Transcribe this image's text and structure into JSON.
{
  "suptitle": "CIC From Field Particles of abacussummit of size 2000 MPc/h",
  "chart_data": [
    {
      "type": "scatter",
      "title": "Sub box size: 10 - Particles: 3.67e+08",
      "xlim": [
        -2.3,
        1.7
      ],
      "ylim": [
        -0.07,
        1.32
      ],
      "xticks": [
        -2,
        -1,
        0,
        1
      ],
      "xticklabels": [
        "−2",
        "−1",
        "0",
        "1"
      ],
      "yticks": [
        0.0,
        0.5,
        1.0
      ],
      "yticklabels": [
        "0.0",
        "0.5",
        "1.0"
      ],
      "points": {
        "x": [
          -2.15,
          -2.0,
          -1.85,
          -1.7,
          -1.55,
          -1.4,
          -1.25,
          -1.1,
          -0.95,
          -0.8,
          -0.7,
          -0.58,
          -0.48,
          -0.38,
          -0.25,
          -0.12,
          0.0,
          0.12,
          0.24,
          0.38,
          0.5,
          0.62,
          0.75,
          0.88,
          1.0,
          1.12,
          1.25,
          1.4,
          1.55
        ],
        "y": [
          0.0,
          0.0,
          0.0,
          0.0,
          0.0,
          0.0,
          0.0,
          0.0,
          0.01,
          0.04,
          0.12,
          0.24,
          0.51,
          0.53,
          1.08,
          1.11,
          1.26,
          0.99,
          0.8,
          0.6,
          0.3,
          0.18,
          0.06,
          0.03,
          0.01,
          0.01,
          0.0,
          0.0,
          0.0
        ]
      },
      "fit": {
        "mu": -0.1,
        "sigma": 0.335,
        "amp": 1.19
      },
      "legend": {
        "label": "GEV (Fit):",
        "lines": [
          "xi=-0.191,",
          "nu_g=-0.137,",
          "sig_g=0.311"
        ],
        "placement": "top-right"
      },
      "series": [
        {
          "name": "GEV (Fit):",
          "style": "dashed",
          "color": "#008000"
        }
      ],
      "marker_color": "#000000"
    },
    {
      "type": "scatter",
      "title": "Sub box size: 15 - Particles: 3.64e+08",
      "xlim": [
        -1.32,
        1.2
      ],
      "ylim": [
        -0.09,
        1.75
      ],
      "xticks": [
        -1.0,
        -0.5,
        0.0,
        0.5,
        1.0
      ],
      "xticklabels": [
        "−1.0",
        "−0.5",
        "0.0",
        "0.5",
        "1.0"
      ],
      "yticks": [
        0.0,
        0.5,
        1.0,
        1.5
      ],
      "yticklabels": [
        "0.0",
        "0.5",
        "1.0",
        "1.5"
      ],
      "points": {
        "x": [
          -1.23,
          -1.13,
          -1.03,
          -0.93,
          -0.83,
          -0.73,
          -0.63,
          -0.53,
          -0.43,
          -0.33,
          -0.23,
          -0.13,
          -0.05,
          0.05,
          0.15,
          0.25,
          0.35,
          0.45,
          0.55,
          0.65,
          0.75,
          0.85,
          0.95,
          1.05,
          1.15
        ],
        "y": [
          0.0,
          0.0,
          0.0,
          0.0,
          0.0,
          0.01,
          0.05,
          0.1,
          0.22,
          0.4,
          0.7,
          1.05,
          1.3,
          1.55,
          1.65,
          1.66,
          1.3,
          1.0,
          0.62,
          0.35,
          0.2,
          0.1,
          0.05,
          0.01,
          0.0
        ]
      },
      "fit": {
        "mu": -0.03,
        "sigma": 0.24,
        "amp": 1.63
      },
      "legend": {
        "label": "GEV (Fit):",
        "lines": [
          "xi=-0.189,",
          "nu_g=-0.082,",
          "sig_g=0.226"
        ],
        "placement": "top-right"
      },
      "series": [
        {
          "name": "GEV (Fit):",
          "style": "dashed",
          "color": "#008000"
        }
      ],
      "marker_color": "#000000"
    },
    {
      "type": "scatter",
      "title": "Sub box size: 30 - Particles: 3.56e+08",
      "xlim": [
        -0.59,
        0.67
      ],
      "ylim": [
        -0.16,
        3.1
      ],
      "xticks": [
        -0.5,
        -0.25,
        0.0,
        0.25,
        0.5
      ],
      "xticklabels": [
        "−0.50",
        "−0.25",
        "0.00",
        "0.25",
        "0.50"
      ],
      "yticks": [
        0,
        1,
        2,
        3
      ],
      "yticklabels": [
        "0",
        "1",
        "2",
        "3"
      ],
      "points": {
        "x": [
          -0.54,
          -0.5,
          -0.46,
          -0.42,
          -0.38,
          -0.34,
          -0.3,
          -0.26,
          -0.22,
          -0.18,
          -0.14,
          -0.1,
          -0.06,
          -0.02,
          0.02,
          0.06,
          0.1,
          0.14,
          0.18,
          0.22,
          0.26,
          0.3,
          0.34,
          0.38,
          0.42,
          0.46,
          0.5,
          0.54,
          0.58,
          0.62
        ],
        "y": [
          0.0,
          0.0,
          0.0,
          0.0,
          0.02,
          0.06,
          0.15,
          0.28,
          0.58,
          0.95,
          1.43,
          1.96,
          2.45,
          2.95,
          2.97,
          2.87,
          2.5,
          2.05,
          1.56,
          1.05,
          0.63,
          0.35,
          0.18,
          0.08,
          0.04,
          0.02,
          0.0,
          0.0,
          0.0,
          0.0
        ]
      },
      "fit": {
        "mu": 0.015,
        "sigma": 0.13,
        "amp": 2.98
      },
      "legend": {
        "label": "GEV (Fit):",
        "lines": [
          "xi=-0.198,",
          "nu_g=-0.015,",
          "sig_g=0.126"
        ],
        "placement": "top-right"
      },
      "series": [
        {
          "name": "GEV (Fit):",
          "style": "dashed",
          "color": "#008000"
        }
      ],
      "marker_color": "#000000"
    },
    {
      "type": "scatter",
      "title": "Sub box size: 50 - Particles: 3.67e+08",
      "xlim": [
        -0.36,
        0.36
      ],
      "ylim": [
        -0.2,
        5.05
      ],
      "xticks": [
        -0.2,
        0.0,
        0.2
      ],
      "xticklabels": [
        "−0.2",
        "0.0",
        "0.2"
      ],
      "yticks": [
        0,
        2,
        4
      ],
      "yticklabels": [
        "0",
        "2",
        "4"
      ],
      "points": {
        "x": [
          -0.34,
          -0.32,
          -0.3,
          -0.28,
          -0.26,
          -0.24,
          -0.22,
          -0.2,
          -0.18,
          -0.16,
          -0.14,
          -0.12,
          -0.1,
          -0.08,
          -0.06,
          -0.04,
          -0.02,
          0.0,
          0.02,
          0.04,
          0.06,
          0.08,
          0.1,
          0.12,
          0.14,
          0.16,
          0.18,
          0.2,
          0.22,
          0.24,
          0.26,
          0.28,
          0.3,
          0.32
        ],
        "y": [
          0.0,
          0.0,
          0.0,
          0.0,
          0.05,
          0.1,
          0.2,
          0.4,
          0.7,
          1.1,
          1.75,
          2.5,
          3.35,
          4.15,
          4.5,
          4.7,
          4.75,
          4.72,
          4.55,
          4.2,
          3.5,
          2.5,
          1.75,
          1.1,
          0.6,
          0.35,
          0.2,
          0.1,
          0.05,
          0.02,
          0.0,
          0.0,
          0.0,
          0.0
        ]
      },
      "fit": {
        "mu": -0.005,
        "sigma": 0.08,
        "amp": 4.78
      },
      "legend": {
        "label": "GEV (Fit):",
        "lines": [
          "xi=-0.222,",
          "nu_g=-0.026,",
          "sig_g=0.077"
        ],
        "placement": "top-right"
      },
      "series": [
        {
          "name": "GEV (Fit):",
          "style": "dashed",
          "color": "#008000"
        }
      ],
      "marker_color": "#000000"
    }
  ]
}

*-*-*

# INSTRUCTIONS FOR THE TASK
Restate the data above word for word.

# IN RESPONSE
Transcribe this image's text and structure into JSON.
{
  "suptitle": "CIC From Field Particles of abacussummit of size 2000 MPc/h",
  "chart_data": [
    {
      "type": "scatter",
      "title": "Sub box size: 10 - Particles: 3.67e+08",
      "xlim": [
        -2.3,
        1.7
      ],
      "ylim": [
        -0.07,
        1.32
      ],
      "xticks": [
        -2,
        -1,
        0,
        1
      ],
      "xticklabels": [
        "−2",
        "−1",
        "0",
        "1"
      ],
      "yticks": [
        0.0,
        0.5,
        1.0
      ],
      "yticklabels": [
        "0.0",
        "0.5",
        "1.0"
      ],
      "points": {
        "x": [
          -2.15,
          -2.0,
          -1.85,
          -1.7,
          -1.55,
          -1.4,
          -1.25,
          -1.1,
          -0.95,
          -0.8,
          -0.7,
          -0.58,
          -0.48,
          -0.38,
          -0.25,
          -0.12,
          0.0,
          0.12,
          0.24,
          0.38,
          0.5,
          0.62,
          0.75,
          0.88,
          1.0,
          1.12,
          1.25,
          1.4,
          1.55
        ],
        "y": [
          0.0,
          0.0,
          0.0,
          0.0,
          0.0,
          0.0,
          0.0,
          0.0,
          0.01,
          0.04,
          0.12,
          0.24,
          0.51,
          0.53,
          1.08,
          1.11,
          1.26,
          0.99,
          0.8,
          0.6,
          0.3,
          0.18,
          0.06,
          0.03,
          0.01,
          0.01,
          0.0,
          0.0,
          0.0
        ]
      },
      "fit": {
        "mu": -0.1,
        "sigma": 0.335,
        "amp": 1.19
      },
      "legend": {
        "label": "GEV (Fit):",
        "lines": [
          "xi=-0.191,",
          "nu_g=-0.137,",
          "sig_g=0.311"
        ],
        "placement": "top-right"
      },
      "series": [
        {
          "name": "GEV (Fit):",
          "style": "dashed",
          "color": "#008000"
        }
      ],
      "marker_color": "#000000"
    },
    {
      "type": "scatter",
      "title": "Sub box size: 15 - Particles: 3.64e+08",
      "xlim": [
        -1.32,
        1.2
      ],
      "ylim": [
        -0.09,
        1.75
      ],
      "xticks": [
        -1.0,
        -0.5,
        0.0,
        0.5,
        1.0
      ],
      "xticklabels": [
        "−1.0",
        "−0.5",
        "0.0",
        "0.5",
        "1.0"
      ],
      "yticks": [
        0.0,
        0.5,
        1.0,
        1.5
      ],
      "yticklabels": [
        "0.0",
        "0.5",
        "1.0",
        "1.5"
      ],
      "points": {
        "x": [
          -1.23,
          -1.13,
          -1.03,
          -0.93,
          -0.83,
          -0.73,
          -0.63,
          -0.53,
          -0.43,
          -0.33,
          -0.23,
          -0.13,
          -0.05,
          0.05,
          0.15,
          0.25,
          0.35,
          0.45,
          0.55,
          0.65,
          0.75,
          0.85,
          0.95,
          1.05,
          1.15
        ],
        "y": [
          0.0,
          0.0,
          0.0,
          0.0,
          0.0,
          0.01,
          0.05,
          0.1,
          0.22,
          0.4,
          0.7,
          1.05,
          1.3,
          1.55,
          1.65,
          1.66,
          1.3,
          1.0,
          0.62,
          0.35,
          0.2,
          0.1,
          0.05,
          0.01,
          0.0
        ]
      },
      "fit": {
        "mu": -0.03,
        "sigma": 0.24,
        "amp": 1.63
      },
      "legend": {
        "label": "GEV (Fit):",
        "lines": [
          "xi=-0.189,",
          "nu_g=-0.082,",
          "sig_g=0.226"
        ],
        "placement": "top-right"
      },
      "series": [
        {
          "name": "GEV (Fit):",
          "style": "dashed",
          "color": "#008000"
        }
      ],
      "marker_color": "#000000"
    },
    {
      "type": "scatter",
      "title": "Sub box size: 30 - Particles: 3.56e+08",
      "xlim": [
        -0.59,
        0.67
      ],
      "ylim": [
        -0.16,
        3.1
      ],
      "xticks": [
        -0.5,
        -0.25,
        0.0,
        0.25,
        0.5
      ],
      "xticklabels": [
        "−0.50",
        "−0.25",
        "0.00",
        "0.25",
        "0.50"
      ],
      "yticks": [
        0,
        1,
        2,
        3
      ],
      "yticklabels": [
        "0",
        "1",
        "2",
        "3"
      ],
      "points": {
        "x": [
          -0.54,
          -0.5,
          -0.46,
          -0.42,
          -0.38,
          -0.34,
          -0.3,
          -0.26,
          -0.22,
          -0.18,
          -0.14,
          -0.1,
          -0.06,
          -0.02,
          0.02,
          0.06,
          0.1,
          0.14,
          0.18,
          0.22,
          0.26,
          0.3,
          0.34,
          0.38,
          0.42,
          0.46,
          0.5,
          0.54,
          0.58,
          0.62
        ],
        "y": [
          0.0,
          0.0,
          0.0,
          0.0,
          0.02,
          0.06,
          0.15,
          0.28,
          0.58,
          0.95,
          1.43,
          1.96,
          2.45,
          2.95,
          2.97,
          2.87,
          2.5,
          2.05,
          1.56,
          1.05,
          0.63,
          0.35,
          0.18,
          0.08,
          0.04,
          0.02,
          0.0,
          0.0,
          0.0,
          0.0
        ]
      },
      "fit": {
        "mu": 0.015,
        "sigma": 0.13,
        "amp": 2.98
      },
      "legend": {
        "label": "GEV (Fit):",
        "lines": [
          "xi=-0.198,",
          "nu_g=-0.015,",
          "sig_g=0.126"
        ],
        "placement": "top-right"
      },
      "series": [
        {
          "name": "GEV (Fit):",
          "style": "dashed",
          "color": "#008000"
        }
      ],
      "marker_color": "#000000"
    },
    {
      "type": "scatter",
      "title": "Sub box size: 50 - Particles: 3.67e+08",
      "xlim": [
        -0.36,
        0.36
      ],
      "ylim": [
        -0.2,
        5.05
      ],
      "xticks": [
        -0.2,
        0.0,
        0.2
      ],
      "xticklabels": [
        "−0.2",
        "0.0",
        "0.2"
      ],
      "yticks": [
        0,
        2,
        4
      ],
      "yticklabels": [
        "0",
        "2",
        "4"
      ],
      "points": {
        "x": [
          -0.34,
          -0.32,
          -0.3,
          -0.28,
          -0.26,
          -0.24,
          -0.22,
          -0.2,
          -0.18,
          -0.16,
          -0.14,
          -0.12,
          -0.1,
          -0.08,
          -0.06,
          -0.04,
          -0.02,
          0.0,
          0.02,
          0.04,
          0.06,
          0.08,
          0.1,
          0.12,
          0.14,
          0.16,
          0.18,
          0.2,
          0.22,
          0.24,
          0.26,
          0.28,
          0.3,
          0.32
        ],
        "y": [
          0.0,
          0.0,
          0.0,
          0.0,
          0.05,
          0.1,
          0.2,
          0.4,
          0.7,
          1.1,
          1.75,
          2.5,
          3.35,
          4.15,
          4.5,
          4.7,
          4.75,
          4.72,
          4.55,
          4.2,
          3.5,
          2.5,
          1.75,
          1.1,
          0.6,
          0.35,
          0.2,
          0.1,
          0.05,
          0.02,
          0.0,
          0.0,
          0.0,
          0.0
        ]
      },
      "fit": {
        "mu": -0.005,
        "sigma": 0.08,
        "amp": 4.78
      },
      "legend": {
        "label": "GEV (Fit):",
        "lines": [
          "xi=-0.222,",
          "nu_g=-0.026,",
          "sig_g=0.077"
        ],
        "placement": "top-right"
      },
      "series": [
        {
          "name": "GEV (Fit):",
          "style": "dashed",
          "color": "#008000"
        }
      ],
      "marker_color": "#000000"
    }
  ]
}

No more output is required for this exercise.